PAGE TEXT:
┏━━
3.4.2.3 Zirconium
Oxide
Zirconium oxide (ZrO2) has gained importance
in the last few years due to its
- high fracture toughness,
- thermal expansion similar to cast iron,
- extremely high bending strength and tensile strength,
- high resistance to wear and to corrosion,
- low thermal conductivity,
- oxygen ion conductivity and
- very good tribological properties (it is very well suited
for slide rings).
Zirconium oxide occurs as monoclinic, tetragonal and cubic
crystal forms. Densely sintered parts can be manufactured
as cubic and/or tetragonal crystal forms. In order to stabilise
these crystal structures, stabilisers such as magnesium oxide
(MgO), calcium oxide (CaO) or yttrium oxide (Y2O3) need to
be added to the ZrO2. Other stabilisers sometimes used are
cerium oxide (CeO2), scandium oxide (Sc2O3) or ytterbium oxide
(Yb2O3).
Figure 12: Zirconium oxide: cubic, tetragonal and monoclinic
crystal lattices
light spheres = Zr
dark spheres = O
In fully stabilised zirconium oxide (FSZ – fully
stabilised zirconia) the high-temperature cubic structure
is preserved even after cooling due to the addition of the
other oxides into the crystal structure. The increase in volume,
undesirable for technical applications, does not take place
in FSZ.
Partially stabilised zirconium oxide
(PSZ – partly stabilised zirco-nia) is of great
technical significance. At room temperature, the substance
includes a coarse cubic phase with tetragonal regions. This
state can be retained in a metastable form through appropriate
process control or annealing techniques. This prevents transformation
of the tetragonal phase to the monoclinic phase, and the microstructure
is "pre-stressed"; this is associated with an increase
in strength and toughness.
Figure 13: Microstructure of a partially
stabilised zirconium oxide (PSZ)
┗━━
DATA SECTION:
┏━━
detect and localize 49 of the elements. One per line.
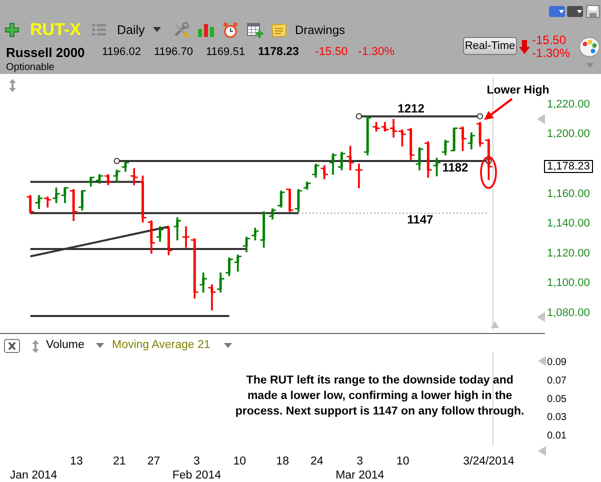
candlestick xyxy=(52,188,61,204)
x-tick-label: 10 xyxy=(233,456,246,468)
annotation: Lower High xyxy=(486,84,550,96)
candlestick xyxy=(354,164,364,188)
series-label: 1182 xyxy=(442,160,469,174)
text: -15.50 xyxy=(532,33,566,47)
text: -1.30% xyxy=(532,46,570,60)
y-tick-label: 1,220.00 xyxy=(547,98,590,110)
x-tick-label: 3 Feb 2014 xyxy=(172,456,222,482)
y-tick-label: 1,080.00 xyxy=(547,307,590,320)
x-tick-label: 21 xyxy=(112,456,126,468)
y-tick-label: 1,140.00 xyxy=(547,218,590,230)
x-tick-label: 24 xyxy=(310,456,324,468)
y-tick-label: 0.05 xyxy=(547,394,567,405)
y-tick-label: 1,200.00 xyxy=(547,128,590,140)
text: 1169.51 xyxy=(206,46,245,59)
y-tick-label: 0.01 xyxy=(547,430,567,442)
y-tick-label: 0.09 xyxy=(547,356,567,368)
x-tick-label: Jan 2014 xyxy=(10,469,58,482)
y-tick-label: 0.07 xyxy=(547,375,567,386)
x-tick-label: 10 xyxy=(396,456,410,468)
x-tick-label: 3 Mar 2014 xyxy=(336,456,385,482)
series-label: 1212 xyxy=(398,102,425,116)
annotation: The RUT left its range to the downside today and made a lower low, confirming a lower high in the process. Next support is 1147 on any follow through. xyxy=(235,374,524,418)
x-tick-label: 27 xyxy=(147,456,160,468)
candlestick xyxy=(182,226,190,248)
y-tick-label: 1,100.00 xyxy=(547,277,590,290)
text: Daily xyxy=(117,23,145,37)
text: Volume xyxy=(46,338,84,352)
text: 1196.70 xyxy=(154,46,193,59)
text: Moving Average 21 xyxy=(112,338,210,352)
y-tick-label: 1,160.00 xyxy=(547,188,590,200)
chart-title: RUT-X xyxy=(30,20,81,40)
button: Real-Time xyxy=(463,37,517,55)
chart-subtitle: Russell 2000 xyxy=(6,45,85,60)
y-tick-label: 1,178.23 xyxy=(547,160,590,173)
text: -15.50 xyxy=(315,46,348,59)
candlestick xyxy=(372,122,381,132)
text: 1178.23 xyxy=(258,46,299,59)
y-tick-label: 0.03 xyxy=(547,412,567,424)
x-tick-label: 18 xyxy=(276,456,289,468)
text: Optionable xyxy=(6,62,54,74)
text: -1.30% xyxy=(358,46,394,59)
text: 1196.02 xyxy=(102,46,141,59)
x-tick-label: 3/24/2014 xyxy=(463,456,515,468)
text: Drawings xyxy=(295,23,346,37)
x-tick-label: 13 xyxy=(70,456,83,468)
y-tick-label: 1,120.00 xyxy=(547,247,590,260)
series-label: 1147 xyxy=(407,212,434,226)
┗━━
┏━━
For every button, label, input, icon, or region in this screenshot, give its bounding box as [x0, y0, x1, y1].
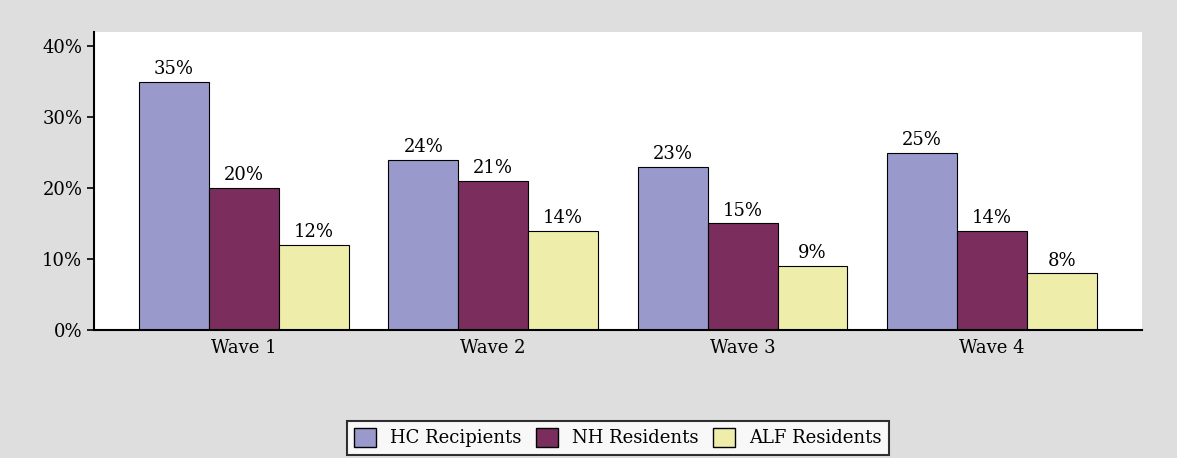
┗━━
TO-DO LIST:
(a) From the text on zirconium oxide, transcribe the stretch from "Partially stabilised zirconium" through "strength and toughness.".
(b) According to the zirconium oxide text, which crystal structure is preserved after cooling in fully stabilised zirconium oxide?
(c) Write the next part of the text on zirconium oxide, picking up after its final line.

ANSWERS TO EACH TASK:
(a)
Partially stabilised zirconium oxide
(PSZ – partly stabilised zirco-nia) is of great
technical significance. At room temperature, the substance
includes a coarse cubic phase with tetragonal regions. This
state can be retained in a metastable form through appropriate
process control or annealing techniques. This prevents transformation
of the tetragonal phase to the monoclinic phase, and the microstructure
is "pre-stressed"; this is associated with an increase
in strength and toughness.

(b) The high-temperature cubic structure.

(c)
In polycrystalline tetragonal zirconium oxide (TZP
– tetragonal zirconia polycrystal) the use
of extremely fine initial powders, and the application of
low sintering temperatures, achieves an extremely fine-grained
microstructure. Due to its extremely fine microstructure (grain
size < 100 µm) and the metastable tetragonal structure,
this material is characterised by extraordinary high mechanical
strength, possibly even exceeding 1,500 MPa.
The very finely developed tetragonal crystal
phase in PSZ and in TZP displays a phenomenon unique to high-performance
ceramics: transformation of the tetragonal phase into the
monoclinic phase can be prevented by pressure. When the pressure
is released, e.g. through crack tips or internal tensile stress,
the transformation then occurs. The pressure-controlled increase
in volume involved in the metamorphosis of the crystal phases
closes cracks, slowing or deflecting their growth. This behaviour
is exploited technically, and is known as transformation reinforcement.
In PSZ ceramics, and in particular in TZP ceramics, it leads
to extremely high component strength. Depending on the stabilisation
method, it can be exploited at application temperatures between
600°C and 1,100°C. Zirconium oxide ceramics are therefore
favoured for use in components that are subject to high mechanical
stress.
Figure 14: Microstructure of a polycrystalline
tetragonal zirconium oxide (TZP)
Figure 15: Nanostructure of a polycrystalline
tetragonal zirconium oxide (TZP)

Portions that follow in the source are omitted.